**Your objective**
Could you print every record below exactly as it appears?

[Dataset records]
-- begin --
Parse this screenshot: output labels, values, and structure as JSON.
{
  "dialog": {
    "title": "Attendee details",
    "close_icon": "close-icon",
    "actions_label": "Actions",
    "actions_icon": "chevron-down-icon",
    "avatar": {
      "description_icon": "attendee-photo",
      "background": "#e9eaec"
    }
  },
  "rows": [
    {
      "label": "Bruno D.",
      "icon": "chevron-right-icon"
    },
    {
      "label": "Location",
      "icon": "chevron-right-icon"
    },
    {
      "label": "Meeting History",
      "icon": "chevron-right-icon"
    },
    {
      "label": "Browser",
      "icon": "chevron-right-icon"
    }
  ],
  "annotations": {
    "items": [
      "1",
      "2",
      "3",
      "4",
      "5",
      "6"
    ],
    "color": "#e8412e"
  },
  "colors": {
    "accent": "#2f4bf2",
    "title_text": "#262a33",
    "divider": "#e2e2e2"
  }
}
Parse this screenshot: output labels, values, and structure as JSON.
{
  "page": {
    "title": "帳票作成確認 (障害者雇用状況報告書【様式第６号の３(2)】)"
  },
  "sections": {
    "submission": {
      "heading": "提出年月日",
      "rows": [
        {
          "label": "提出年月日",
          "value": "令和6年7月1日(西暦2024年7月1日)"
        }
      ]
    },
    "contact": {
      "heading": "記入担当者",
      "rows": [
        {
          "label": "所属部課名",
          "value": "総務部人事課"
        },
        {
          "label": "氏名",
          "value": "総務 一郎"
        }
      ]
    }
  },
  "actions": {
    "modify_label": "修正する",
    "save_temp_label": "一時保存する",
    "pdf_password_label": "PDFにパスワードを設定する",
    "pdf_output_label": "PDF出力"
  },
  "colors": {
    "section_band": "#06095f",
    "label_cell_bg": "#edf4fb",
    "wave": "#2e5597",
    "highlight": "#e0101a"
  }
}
-- end --
**Written solution**
Parse this screenshot: output labels, values, and structure as JSON.
{
  "dialog": {
    "title": "Attendee details",
    "close_icon": "close-icon",
    "actions_label": "Actions",
    "actions_icon": "chevron-down-icon",
    "avatar": {
      "description_icon": "attendee-photo",
      "background": "#e9eaec"
    }
  },
  "rows": [
    {
      "label": "Bruno D.",
      "icon": "chevron-right-icon"
    },
    {
      "label": "Location",
      "icon": "chevron-right-icon"
    },
    {
      "label": "Meeting History",
      "icon": "chevron-right-icon"
    },
    {
      "label": "Browser",
      "icon": "chevron-right-icon"
    }
  ],
  "annotations": {
    "items": [
      "1",
      "2",
      "3",
      "4",
      "5",
      "6"
    ],
    "color": "#e8412e"
  },
  "colors": {
    "accent": "#2f4bf2",
    "title_text": "#262a33",
    "divider": "#e2e2e2"
  }
}
Parse this screenshot: output labels, values, and structure as JSON.
{
  "page": {
    "title": "帳票作成確認 (障害者雇用状況報告書【様式第６号の３(2)】)"
  },
  "sections": {
    "submission": {
      "heading": "提出年月日",
      "rows": [
        {
          "label": "提出年月日",
          "value": "令和6年7月1日(西暦2024年7月1日)"
        }
      ]
    },
    "contact": {
      "heading": "記入担当者",
      "rows": [
        {
          "label": "所属部課名",
          "value": "総務部人事課"
        },
        {
          "label": "氏名",
          "value": "総務 一郎"
        }
      ]
    }
  },
  "actions": {
    "modify_label": "修正する",
    "save_temp_label": "一時保存する",
    "pdf_password_label": "PDFにパスワードを設定する",
    "pdf_output_label": "PDF出力"
  },
  "colors": {
    "section_band": "#06095f",
    "label_cell_bg": "#edf4fb",
    "wave": "#2e5597",
    "highlight": "#e0101a"
  }
}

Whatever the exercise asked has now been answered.